**WHAT THE EXERCISE ASKS**
Print, exactly and completely, every entry in the data.

**DATA EXCERPTS**
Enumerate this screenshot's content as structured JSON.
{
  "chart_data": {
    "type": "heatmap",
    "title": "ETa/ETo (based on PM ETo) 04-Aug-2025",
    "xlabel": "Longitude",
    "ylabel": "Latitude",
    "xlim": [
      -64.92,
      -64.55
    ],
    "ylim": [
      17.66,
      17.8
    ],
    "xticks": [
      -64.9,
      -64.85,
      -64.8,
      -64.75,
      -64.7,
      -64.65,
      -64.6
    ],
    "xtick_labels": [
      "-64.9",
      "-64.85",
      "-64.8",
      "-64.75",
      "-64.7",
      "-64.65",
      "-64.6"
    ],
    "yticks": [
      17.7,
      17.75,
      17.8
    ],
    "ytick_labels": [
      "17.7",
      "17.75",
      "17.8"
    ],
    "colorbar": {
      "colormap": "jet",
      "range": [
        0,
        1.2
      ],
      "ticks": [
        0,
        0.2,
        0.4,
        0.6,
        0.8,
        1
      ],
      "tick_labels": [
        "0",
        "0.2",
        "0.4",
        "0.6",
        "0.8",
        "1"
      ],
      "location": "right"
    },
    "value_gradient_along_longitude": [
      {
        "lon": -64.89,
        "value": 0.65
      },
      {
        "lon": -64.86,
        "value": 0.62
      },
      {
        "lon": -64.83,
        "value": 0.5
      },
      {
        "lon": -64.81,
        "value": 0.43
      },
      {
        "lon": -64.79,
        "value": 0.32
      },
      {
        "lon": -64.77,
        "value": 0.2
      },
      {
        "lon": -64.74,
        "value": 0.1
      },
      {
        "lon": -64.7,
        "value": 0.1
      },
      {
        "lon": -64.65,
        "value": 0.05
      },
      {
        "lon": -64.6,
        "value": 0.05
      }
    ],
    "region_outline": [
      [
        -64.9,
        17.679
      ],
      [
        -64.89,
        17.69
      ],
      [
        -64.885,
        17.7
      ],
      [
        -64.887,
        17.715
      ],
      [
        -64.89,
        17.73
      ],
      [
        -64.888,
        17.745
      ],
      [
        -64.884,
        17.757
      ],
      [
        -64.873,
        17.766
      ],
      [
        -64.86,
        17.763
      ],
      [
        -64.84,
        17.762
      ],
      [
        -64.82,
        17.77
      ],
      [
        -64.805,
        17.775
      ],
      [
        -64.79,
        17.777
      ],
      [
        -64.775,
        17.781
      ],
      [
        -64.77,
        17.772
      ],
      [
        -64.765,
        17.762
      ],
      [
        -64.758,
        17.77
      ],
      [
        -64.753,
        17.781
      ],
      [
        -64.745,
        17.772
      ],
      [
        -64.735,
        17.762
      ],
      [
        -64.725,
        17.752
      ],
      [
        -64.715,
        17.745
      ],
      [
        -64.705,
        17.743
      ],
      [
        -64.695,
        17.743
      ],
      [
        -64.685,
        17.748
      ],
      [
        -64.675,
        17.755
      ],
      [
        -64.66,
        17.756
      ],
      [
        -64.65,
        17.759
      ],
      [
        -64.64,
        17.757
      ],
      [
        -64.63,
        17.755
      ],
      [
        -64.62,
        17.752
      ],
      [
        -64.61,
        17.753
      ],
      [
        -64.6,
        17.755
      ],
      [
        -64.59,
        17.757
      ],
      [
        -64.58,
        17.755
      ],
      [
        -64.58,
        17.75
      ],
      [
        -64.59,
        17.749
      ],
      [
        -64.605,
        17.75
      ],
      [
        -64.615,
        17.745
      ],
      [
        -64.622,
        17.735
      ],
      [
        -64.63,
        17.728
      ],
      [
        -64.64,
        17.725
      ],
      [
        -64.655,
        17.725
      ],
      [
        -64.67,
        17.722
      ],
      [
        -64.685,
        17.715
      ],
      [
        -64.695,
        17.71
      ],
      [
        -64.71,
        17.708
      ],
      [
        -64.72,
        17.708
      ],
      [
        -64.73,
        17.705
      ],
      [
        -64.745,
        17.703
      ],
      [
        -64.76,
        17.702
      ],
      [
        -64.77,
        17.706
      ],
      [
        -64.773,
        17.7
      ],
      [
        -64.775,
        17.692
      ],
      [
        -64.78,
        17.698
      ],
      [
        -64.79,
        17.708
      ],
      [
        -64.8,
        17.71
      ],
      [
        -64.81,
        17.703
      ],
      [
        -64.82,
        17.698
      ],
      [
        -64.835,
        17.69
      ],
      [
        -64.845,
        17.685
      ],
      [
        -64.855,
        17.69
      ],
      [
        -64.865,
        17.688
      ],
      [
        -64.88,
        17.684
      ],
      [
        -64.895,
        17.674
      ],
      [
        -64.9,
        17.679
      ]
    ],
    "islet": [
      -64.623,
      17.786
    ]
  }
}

**OUTPUT**
Enumerate this screenshot's content as structured JSON.
{
  "chart_data": {
    "type": "heatmap",
    "title": "ETa/ETo (based on PM ETo) 04-Aug-2025",
    "xlabel": "Longitude",
    "ylabel": "Latitude",
    "xlim": [
      -64.92,
      -64.55
    ],
    "ylim": [
      17.66,
      17.8
    ],
    "xticks": [
      -64.9,
      -64.85,
      -64.8,
      -64.75,
      -64.7,
      -64.65,
      -64.6
    ],
    "xtick_labels": [
      "-64.9",
      "-64.85",
      "-64.8",
      "-64.75",
      "-64.7",
      "-64.65",
      "-64.6"
    ],
    "yticks": [
      17.7,
      17.75,
      17.8
    ],
    "ytick_labels": [
      "17.7",
      "17.75",
      "17.8"
    ],
    "colorbar": {
      "colormap": "jet",
      "range": [
        0,
        1.2
      ],
      "ticks": [
        0,
        0.2,
        0.4,
        0.6,
        0.8,
        1
      ],
      "tick_labels": [
        "0",
        "0.2",
        "0.4",
        "0.6",
        "0.8",
        "1"
      ],
      "location": "right"
    },
    "value_gradient_along_longitude": [
      {
        "lon": -64.89,
        "value": 0.65
      },
      {
        "lon": -64.86,
        "value": 0.62
      },
      {
        "lon": -64.83,
        "value": 0.5
      },
      {
        "lon": -64.81,
        "value": 0.43
      },
      {
        "lon": -64.79,
        "value": 0.32
      },
      {
        "lon": -64.77,
        "value": 0.2
      },
      {
        "lon": -64.74,
        "value": 0.1
      },
      {
        "lon": -64.7,
        "value": 0.1
      },
      {
        "lon": -64.65,
        "value": 0.05
      },
      {
        "lon": -64.6,
        "value": 0.05
      }
    ],
    "region_outline": [
      [
        -64.9,
        17.679
      ],
      [
        -64.89,
        17.69
      ],
      [
        -64.885,
        17.7
      ],
      [
        -64.887,
        17.715
      ],
      [
        -64.89,
        17.73
      ],
      [
        -64.888,
        17.745
      ],
      [
        -64.884,
        17.757
      ],
      [
        -64.873,
        17.766
      ],
      [
        -64.86,
        17.763
      ],
      [
        -64.84,
        17.762
      ],
      [
        -64.82,
        17.77
      ],
      [
        -64.805,
        17.775
      ],
      [
        -64.79,
        17.777
      ],
      [
        -64.775,
        17.781
      ],
      [
        -64.77,
        17.772
      ],
      [
        -64.765,
        17.762
      ],
      [
        -64.758,
        17.77
      ],
      [
        -64.753,
        17.781
      ],
      [
        -64.745,
        17.772
      ],
      [
        -64.735,
        17.762
      ],
      [
        -64.725,
        17.752
      ],
      [
        -64.715,
        17.745
      ],
      [
        -64.705,
        17.743
      ],
      [
        -64.695,
        17.743
      ],
      [
        -64.685,
        17.748
      ],
      [
        -64.675,
        17.755
      ],
      [
        -64.66,
        17.756
      ],
      [
        -64.65,
        17.759
      ],
      [
        -64.64,
        17.757
      ],
      [
        -64.63,
        17.755
      ],
      [
        -64.62,
        17.752
      ],
      [
        -64.61,
        17.753
      ],
      [
        -64.6,
        17.755
      ],
      [
        -64.59,
        17.757
      ],
      [
        -64.58,
        17.755
      ],
      [
        -64.58,
        17.75
      ],
      [
        -64.59,
        17.749
      ],
      [
        -64.605,
        17.75
      ],
      [
        -64.615,
        17.745
      ],
      [
        -64.622,
        17.735
      ],
      [
        -64.63,
        17.728
      ],
      [
        -64.64,
        17.725
      ],
      [
        -64.655,
        17.725
      ],
      [
        -64.67,
        17.722
      ],
      [
        -64.685,
        17.715
      ],
      [
        -64.695,
        17.71
      ],
      [
        -64.71,
        17.708
      ],
      [
        -64.72,
        17.708
      ],
      [
        -64.73,
        17.705
      ],
      [
        -64.745,
        17.703
      ],
      [
        -64.76,
        17.702
      ],
      [
        -64.77,
        17.706
      ],
      [
        -64.773,
        17.7
      ],
      [
        -64.775,
        17.692
      ],
      [
        -64.78,
        17.698
      ],
      [
        -64.79,
        17.708
      ],
      [
        -64.8,
        17.71
      ],
      [
        -64.81,
        17.703
      ],
      [
        -64.82,
        17.698
      ],
      [
        -64.835,
        17.69
      ],
      [
        -64.845,
        17.685
      ],
      [
        -64.855,
        17.69
      ],
      [
        -64.865,
        17.688
      ],
      [
        -64.88,
        17.684
      ],
      [
        -64.895,
        17.674
      ],
      [
        -64.9,
        17.679
      ]
    ],
    "islet": [
      -64.623,
      17.786
    ]
  }
}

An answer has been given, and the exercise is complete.